*GIVEN PROBLEM*:
Copy each line of the entries that contains the word "description".

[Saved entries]
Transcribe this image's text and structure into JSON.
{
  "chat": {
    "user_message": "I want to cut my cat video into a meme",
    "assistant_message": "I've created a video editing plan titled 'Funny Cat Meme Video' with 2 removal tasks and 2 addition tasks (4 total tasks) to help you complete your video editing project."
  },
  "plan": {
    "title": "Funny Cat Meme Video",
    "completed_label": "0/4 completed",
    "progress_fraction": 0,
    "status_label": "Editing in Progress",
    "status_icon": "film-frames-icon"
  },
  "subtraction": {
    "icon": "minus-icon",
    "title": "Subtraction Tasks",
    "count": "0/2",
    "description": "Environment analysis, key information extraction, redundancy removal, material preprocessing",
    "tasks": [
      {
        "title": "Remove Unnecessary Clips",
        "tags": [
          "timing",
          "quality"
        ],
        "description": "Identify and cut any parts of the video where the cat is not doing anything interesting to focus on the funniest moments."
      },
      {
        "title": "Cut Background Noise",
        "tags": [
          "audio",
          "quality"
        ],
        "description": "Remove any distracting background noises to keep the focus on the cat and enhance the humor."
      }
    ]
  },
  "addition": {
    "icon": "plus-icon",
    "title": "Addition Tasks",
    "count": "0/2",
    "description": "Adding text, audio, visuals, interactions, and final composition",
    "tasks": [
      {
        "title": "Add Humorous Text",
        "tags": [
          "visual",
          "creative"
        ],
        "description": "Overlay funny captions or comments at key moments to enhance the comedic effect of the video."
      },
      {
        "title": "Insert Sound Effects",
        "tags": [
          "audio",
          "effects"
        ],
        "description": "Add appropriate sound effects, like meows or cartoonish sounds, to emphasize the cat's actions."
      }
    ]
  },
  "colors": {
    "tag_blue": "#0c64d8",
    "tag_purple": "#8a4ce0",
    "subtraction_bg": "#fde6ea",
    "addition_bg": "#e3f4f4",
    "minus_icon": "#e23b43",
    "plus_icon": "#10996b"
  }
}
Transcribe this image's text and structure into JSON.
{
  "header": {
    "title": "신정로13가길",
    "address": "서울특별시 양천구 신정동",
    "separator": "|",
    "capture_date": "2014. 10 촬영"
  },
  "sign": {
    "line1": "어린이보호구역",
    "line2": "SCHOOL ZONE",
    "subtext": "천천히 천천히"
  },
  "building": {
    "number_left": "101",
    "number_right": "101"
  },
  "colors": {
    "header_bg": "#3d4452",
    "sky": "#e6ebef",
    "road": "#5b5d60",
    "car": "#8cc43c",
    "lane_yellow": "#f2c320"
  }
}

*CORRECT RESPONSE*:
    "description": "Environment analysis, key information extraction, redundancy removal, material preprocessing",
        "description": "Identify and cut any parts of the video where the cat is not doing anything interesting to focus on the funniest moments."
        "description": "Remove any distracting background noises to keep the focus on the cat and enhance the humor."
    "description": "Adding text, audio, visuals, interactions, and final composition",
        "description": "Overlay funny captions or comments at key moments to enhance the comedic effect of the video."
        "description": "Add appropriate sound effects, like meows or cartoonish sounds, to emphasize the cat's actions."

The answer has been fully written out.